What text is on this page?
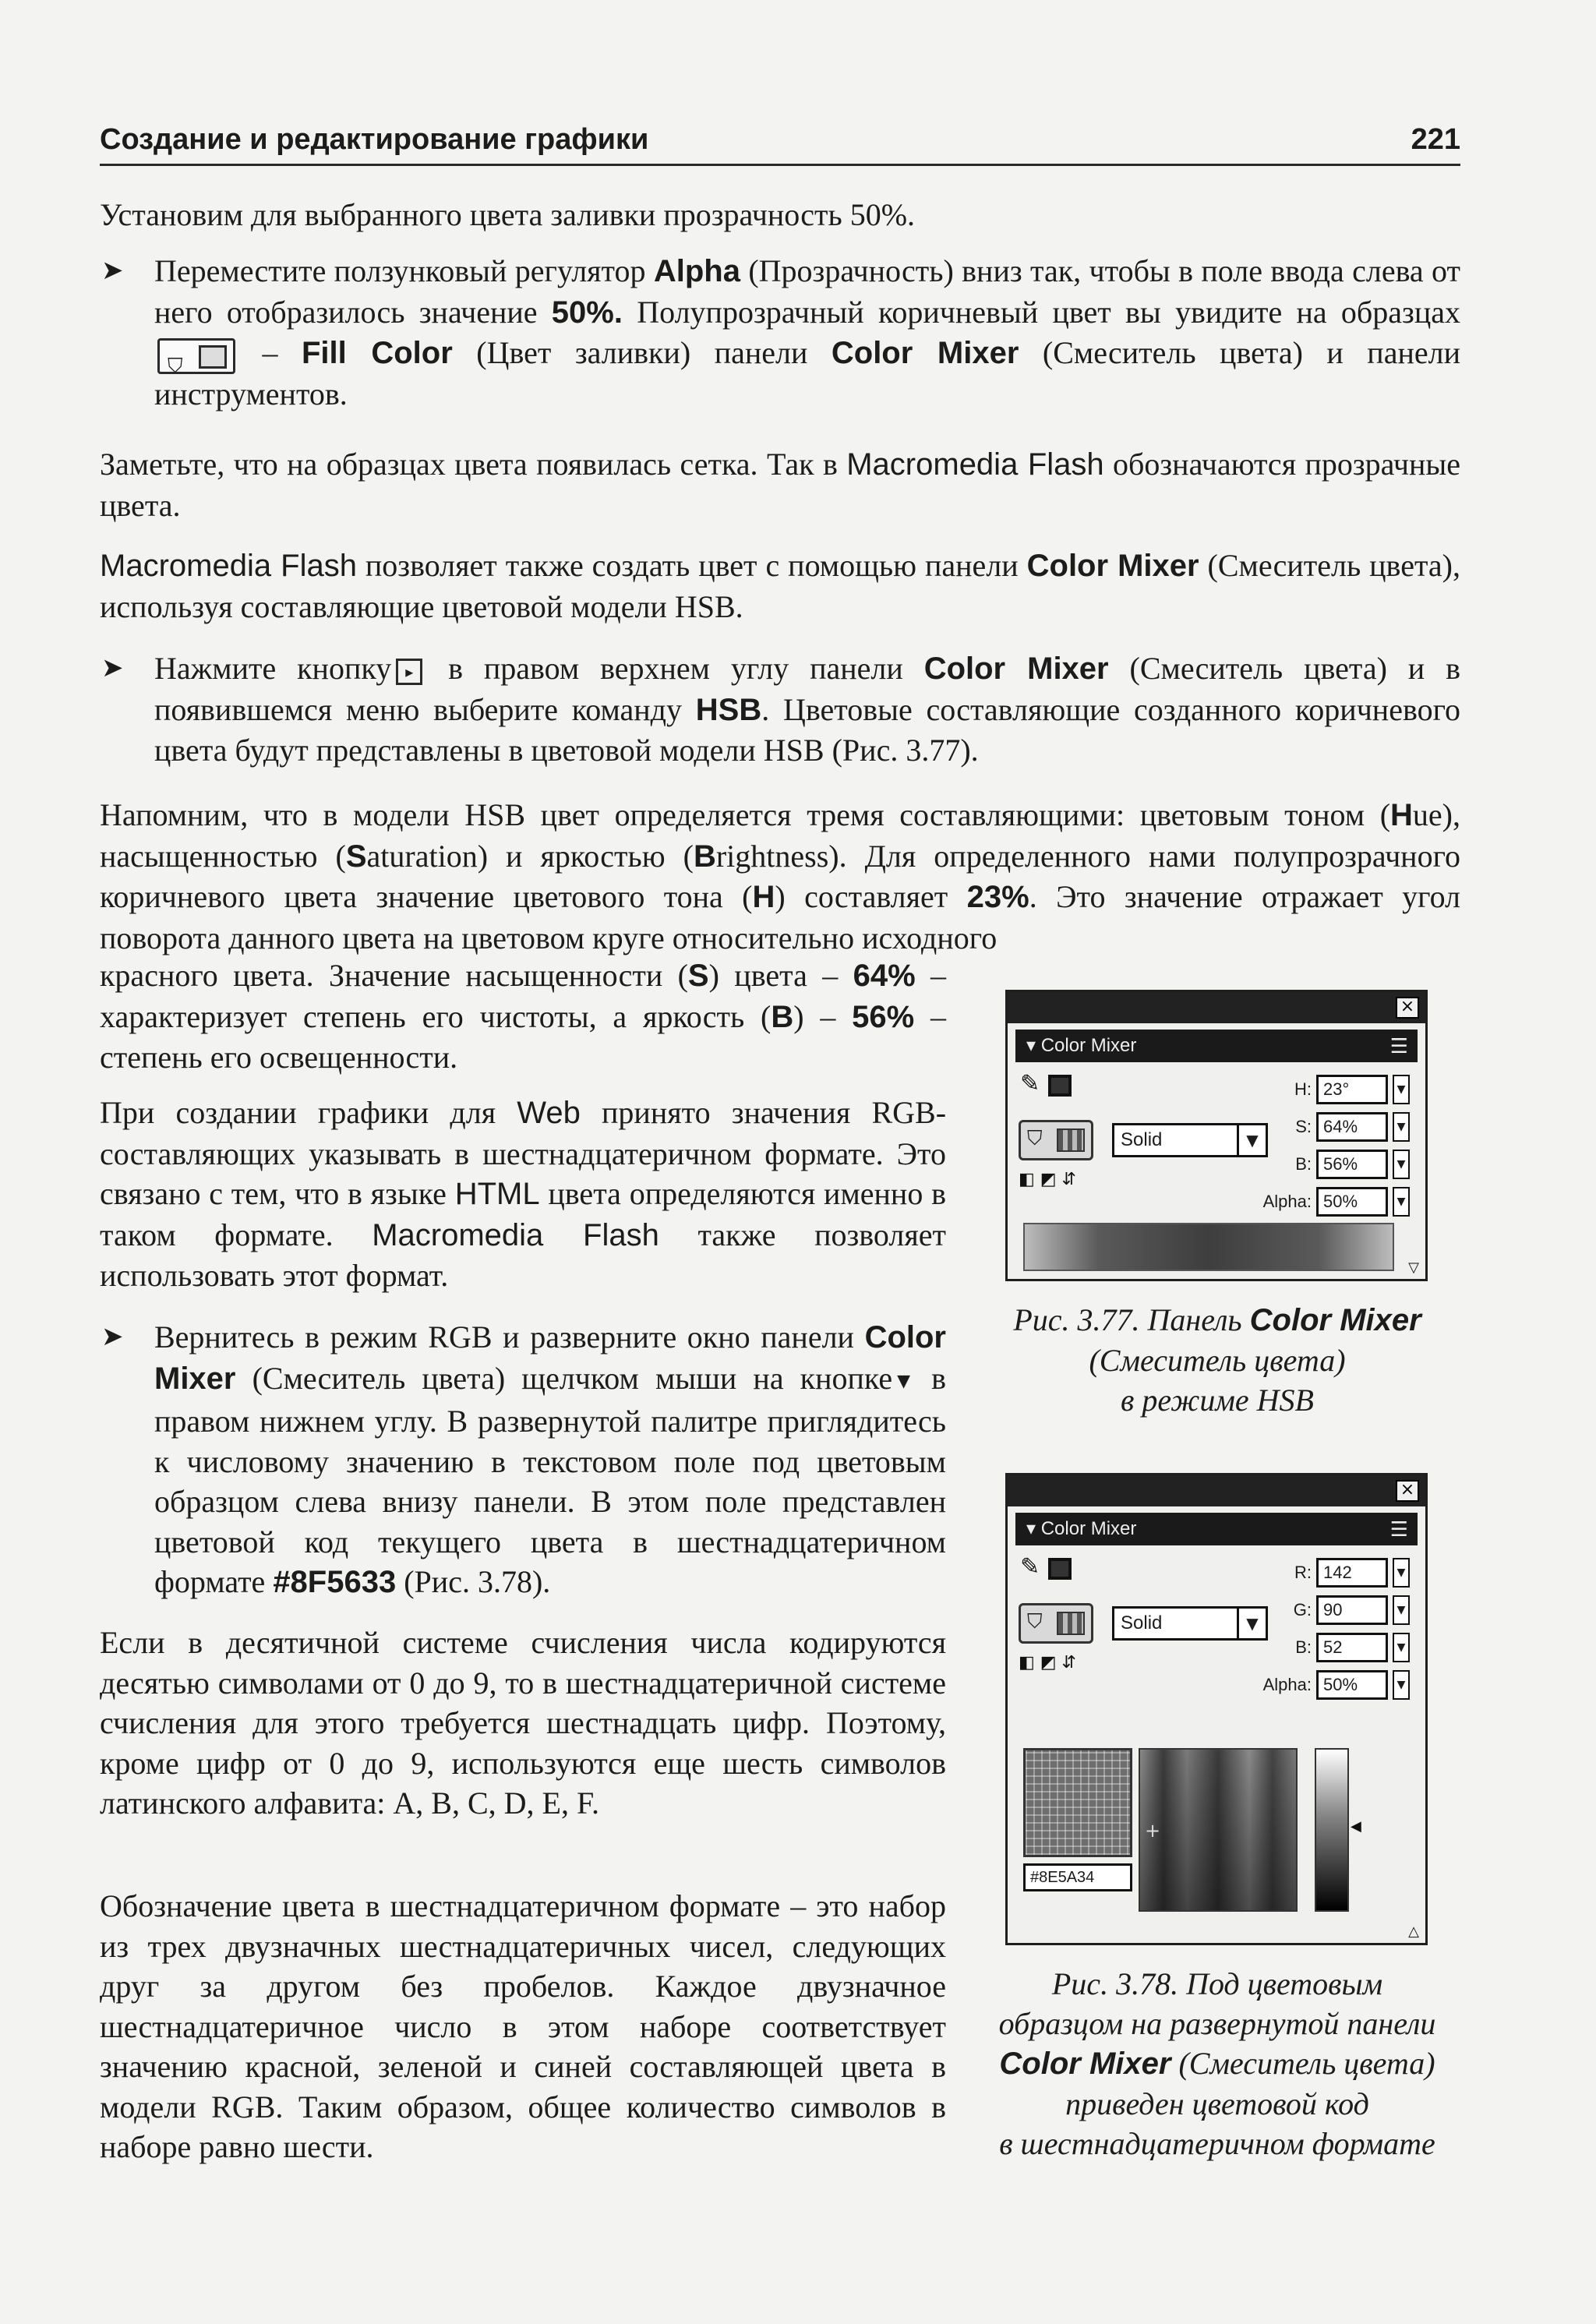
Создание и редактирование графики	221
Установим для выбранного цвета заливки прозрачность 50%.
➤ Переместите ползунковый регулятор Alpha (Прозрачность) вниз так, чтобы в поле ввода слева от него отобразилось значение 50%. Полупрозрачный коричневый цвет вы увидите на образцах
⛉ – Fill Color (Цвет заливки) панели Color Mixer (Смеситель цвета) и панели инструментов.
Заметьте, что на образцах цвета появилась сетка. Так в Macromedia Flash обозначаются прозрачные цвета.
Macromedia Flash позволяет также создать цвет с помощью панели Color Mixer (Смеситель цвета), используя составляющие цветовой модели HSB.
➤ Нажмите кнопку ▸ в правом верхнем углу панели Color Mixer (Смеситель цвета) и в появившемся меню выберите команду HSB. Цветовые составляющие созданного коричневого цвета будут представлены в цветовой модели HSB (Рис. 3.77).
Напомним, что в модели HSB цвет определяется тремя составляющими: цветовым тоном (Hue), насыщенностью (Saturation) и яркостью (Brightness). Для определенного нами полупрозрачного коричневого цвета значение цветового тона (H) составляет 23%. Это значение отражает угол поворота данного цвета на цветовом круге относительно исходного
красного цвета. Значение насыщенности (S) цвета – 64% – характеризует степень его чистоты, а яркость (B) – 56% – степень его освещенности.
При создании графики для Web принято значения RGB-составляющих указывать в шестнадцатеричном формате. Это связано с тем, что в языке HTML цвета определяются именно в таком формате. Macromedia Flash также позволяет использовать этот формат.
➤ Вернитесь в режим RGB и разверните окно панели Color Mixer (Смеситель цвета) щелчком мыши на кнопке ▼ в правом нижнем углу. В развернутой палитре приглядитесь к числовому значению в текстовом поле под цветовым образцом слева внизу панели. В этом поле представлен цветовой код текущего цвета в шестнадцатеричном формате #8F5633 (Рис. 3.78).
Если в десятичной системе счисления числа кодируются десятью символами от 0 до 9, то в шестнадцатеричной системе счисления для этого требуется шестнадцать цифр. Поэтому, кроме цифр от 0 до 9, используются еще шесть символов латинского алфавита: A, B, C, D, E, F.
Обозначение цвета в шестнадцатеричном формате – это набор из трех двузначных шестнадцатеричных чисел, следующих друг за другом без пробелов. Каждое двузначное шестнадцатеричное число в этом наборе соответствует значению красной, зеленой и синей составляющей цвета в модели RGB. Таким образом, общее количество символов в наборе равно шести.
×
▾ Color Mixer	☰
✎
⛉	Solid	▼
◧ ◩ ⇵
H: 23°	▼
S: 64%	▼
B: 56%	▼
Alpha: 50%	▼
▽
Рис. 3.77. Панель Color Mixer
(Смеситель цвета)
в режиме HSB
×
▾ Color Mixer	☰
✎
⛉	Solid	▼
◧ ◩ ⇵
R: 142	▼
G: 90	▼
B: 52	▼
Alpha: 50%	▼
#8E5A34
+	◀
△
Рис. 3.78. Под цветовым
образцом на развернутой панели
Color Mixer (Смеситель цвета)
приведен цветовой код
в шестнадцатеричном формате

> _Aim_
Show all lines above holding "Flash".

> _Solution_
Заметьте, что на образцах цвета появилась сетка. Так в Macromedia Flash обозначаются прозрачные цвета.
Macromedia Flash позволяет также создать цвет с помощью панели Color Mixer (Смеситель цвета), используя составляющие цветовой модели HSB.
При создании графики для Web принято значения RGB-составляющих указывать в шестнадцатеричном формате. Это связано с тем, что в языке HTML цвета определяются именно в таком формате. Macromedia Flash также позволяет использовать этот формат.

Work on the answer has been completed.